(SUPPLIED DATA):

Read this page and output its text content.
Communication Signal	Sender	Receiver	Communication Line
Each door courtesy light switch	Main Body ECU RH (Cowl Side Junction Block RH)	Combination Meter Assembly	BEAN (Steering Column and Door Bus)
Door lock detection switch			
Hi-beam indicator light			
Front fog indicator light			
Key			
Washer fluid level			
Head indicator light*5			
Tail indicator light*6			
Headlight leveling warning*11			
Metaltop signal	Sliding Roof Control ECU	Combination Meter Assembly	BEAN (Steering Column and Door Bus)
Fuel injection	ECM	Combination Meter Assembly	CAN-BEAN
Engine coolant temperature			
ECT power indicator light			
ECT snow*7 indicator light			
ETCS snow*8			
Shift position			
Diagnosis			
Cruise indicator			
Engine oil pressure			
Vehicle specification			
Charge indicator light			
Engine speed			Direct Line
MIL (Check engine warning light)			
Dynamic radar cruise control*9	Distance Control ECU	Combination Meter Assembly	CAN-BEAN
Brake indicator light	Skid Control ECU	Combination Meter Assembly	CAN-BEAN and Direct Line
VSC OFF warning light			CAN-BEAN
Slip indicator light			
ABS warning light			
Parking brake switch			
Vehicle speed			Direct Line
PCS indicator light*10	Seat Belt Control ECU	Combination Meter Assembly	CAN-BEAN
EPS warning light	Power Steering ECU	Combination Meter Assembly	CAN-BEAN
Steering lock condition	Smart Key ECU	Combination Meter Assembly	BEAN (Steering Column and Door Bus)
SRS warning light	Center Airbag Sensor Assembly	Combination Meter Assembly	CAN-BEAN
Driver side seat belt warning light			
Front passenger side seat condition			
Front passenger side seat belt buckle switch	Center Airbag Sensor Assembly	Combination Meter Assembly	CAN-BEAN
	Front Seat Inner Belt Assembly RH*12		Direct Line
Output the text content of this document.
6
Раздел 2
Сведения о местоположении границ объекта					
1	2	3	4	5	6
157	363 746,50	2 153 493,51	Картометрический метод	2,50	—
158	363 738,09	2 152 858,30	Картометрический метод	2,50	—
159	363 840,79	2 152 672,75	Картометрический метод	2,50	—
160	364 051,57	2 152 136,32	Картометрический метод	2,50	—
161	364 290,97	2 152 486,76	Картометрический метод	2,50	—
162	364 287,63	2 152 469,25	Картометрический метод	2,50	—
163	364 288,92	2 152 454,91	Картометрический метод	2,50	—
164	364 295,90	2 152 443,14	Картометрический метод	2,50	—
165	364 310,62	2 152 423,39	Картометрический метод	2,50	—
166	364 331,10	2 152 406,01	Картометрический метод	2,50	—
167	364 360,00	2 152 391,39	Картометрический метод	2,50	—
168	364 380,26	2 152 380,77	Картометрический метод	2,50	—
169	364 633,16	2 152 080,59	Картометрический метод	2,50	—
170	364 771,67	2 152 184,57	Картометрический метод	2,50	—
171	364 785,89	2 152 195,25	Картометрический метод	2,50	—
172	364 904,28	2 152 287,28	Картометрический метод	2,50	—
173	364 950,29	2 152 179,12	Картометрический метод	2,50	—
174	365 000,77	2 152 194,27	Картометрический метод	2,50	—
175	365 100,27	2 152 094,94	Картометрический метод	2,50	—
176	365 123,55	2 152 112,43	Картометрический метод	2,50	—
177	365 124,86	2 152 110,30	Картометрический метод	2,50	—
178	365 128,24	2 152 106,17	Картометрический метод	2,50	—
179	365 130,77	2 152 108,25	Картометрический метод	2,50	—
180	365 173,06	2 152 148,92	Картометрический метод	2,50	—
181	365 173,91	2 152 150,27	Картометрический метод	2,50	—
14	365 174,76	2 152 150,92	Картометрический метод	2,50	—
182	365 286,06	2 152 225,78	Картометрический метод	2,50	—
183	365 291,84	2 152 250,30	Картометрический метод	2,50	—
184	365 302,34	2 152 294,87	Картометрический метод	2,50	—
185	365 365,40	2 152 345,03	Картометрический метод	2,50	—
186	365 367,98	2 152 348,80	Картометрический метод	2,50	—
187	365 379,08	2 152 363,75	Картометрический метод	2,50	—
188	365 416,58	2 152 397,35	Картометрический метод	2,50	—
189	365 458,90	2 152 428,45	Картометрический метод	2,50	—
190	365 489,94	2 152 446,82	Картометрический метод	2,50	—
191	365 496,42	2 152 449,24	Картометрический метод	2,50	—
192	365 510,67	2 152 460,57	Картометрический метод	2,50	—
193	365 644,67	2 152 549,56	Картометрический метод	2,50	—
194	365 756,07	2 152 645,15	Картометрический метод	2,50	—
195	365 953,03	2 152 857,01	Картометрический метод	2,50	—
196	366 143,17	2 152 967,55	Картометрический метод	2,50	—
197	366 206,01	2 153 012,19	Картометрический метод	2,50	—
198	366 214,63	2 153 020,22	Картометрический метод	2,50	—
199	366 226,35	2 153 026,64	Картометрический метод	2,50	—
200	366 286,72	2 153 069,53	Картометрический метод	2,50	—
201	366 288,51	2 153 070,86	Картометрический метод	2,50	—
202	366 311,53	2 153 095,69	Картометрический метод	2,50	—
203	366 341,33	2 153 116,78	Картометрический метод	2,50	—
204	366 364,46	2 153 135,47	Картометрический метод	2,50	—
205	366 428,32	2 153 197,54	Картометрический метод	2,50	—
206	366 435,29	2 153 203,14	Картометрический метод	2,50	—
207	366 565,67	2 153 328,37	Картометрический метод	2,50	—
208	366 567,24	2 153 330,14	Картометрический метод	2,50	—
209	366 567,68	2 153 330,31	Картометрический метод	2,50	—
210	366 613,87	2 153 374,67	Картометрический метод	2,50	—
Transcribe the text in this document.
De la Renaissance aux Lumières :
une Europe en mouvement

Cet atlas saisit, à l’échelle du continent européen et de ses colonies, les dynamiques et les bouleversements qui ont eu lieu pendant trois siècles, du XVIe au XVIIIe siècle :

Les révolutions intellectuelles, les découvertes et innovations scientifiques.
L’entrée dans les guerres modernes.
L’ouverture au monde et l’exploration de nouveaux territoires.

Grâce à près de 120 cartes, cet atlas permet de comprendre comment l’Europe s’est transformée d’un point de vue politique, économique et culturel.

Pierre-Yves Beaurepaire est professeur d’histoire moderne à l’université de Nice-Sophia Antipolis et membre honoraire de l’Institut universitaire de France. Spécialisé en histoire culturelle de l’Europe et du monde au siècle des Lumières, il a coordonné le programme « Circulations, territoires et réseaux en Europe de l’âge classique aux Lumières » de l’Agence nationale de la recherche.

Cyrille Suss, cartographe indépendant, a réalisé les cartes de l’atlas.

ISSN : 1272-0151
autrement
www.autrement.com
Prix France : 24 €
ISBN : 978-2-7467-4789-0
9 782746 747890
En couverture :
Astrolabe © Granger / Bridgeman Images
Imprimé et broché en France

(TASK PROMPT): Copy out all lines above that include the string "Lumières".

(RESPONSE):
De la Renaissance aux Lumières :
Pierre-Yves Beaurepaire est professeur d’histoire moderne à l’université de Nice-Sophia Antipolis et membre honoraire de l’Institut universitaire de France. Spécialisé en histoire culturelle de l’Europe et du monde au siècle des Lumières, il a coordonné le programme « Circulations, territoires et réseaux en Europe de l’âge classique aux Lumières » de l’Agence nationale de la recherche.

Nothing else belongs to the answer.